Repeat each record exactly. Any picture gets left out.

#### [DATASET EXTRACT]
◇ ◇ ◇ ◇

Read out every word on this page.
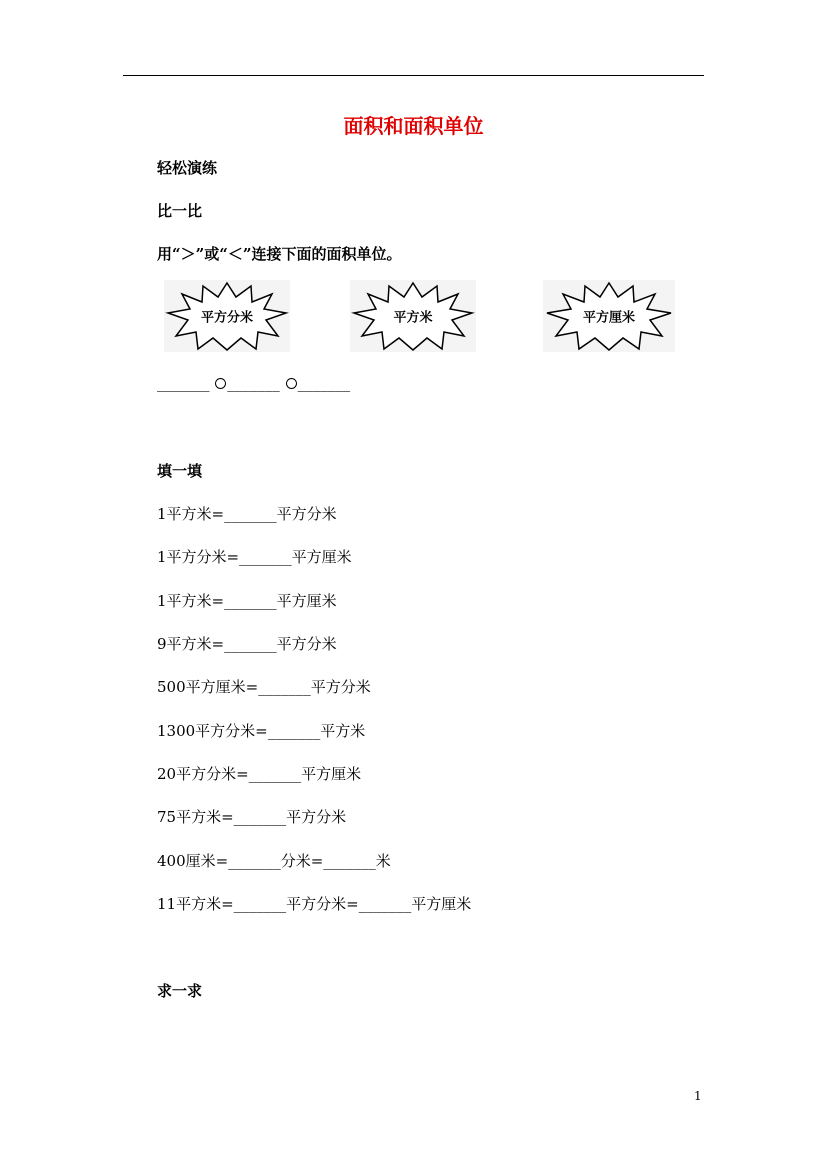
面积和面积单位
轻松演练
比一比
用“＞”或“＜”连接下面的面积单位。
平方分米	平方米	平方厘米
_______ _______ _______
填一填
1平方米=_______平方分米
1平方分米=_______平方厘米
1平方米=_______平方厘米
9平方米=_______平方分米
500平方厘米=_______平方分米
1300平方分米=_______平方米
20平方分米=_______平方厘米
75平方米=_______平方分米
400厘米=_______分米=_______米
11平方米=_______平方分米=_______平方厘米
求一求
1
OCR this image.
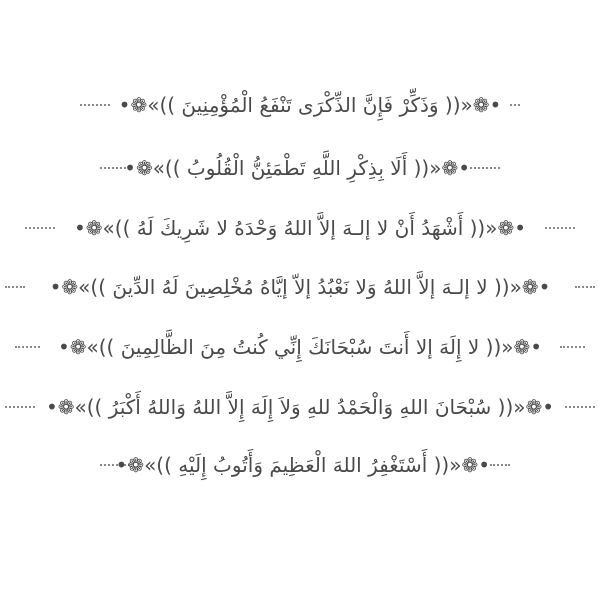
•❁«(( وَذَكِّرْ فَإِنَّ الذِّكْرَى تَنْفَعُ الْمُؤْمِنِينَ ))»❁•
•❁«(( أَلَا بِذِكْرِ اللَّهِ تَطْمَئِنُّ الْقُلُوبُ ))»❁•
•❁«(( أَشْهَدُ أَنْ لا إلـهَ إلاَّ اللهُ وَحْدَهُ لا شَرِيكَ لَهُ ))»❁•
•❁«(( لا إلـهَ إلاَّ اللهُ وَلا نَعْبُدُ إلاّ إيَّاهُ مُخْلِصِينَ لَهُ الدِّينَ ))»❁•
•❁«(( لا إِلَهَ إلا أَنتَ سُبْحَانَكَ إِنِّي كُنتُ مِنَ الظَّالِمِينَ ))»❁•
•❁«(( سُبْحَانَ اللهِ وَالْحَمْدُ للهِ وَلاَ إِلَهَ إِلاَّ اللهُ وَاللهُ أَكْبَرُ ))»❁•
•❁«(( أَسْتَغْفِرُ اللهَ الْعَظِيمَ وَأَتُوبُ إِلَيْهِ ))»❁•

◇ ◇ ◇ ◇

#### [TASK SOLUTION]
Read out every word on this page.
面积和面积单位
轻松演练
比一比
用“＞”或“＜”连接下面的面积单位。
平方分米	平方米	平方厘米
_______ _______ _______
填一填
1平方米=_______平方分米
1平方分米=_______平方厘米
1平方米=_______平方厘米
9平方米=_______平方分米
500平方厘米=_______平方分米
1300平方分米=_______平方米
20平方分米=_______平方厘米
75平方米=_______平方分米
400厘米=_______分米=_______米
11平方米=_______平方分米=_______平方厘米
求一求
1
OCR this image.
•❁«(( وَذَكِّرْ فَإِنَّ الذِّكْرَى تَنْفَعُ الْمُؤْمِنِينَ ))»❁•
•❁«(( أَلَا بِذِكْرِ اللَّهِ تَطْمَئِنُّ الْقُلُوبُ ))»❁•
•❁«(( أَشْهَدُ أَنْ لا إلـهَ إلاَّ اللهُ وَحْدَهُ لا شَرِيكَ لَهُ ))»❁•
•❁«(( لا إلـهَ إلاَّ اللهُ وَلا نَعْبُدُ إلاّ إيَّاهُ مُخْلِصِينَ لَهُ الدِّينَ ))»❁•
•❁«(( لا إِلَهَ إلا أَنتَ سُبْحَانَكَ إِنِّي كُنتُ مِنَ الظَّالِمِينَ ))»❁•
•❁«(( سُبْحَانَ اللهِ وَالْحَمْدُ للهِ وَلاَ إِلَهَ إِلاَّ اللهُ وَاللهُ أَكْبَرُ ))»❁•
•❁«(( أَسْتَغْفِرُ اللهَ الْعَظِيمَ وَأَتُوبُ إِلَيْهِ ))»❁•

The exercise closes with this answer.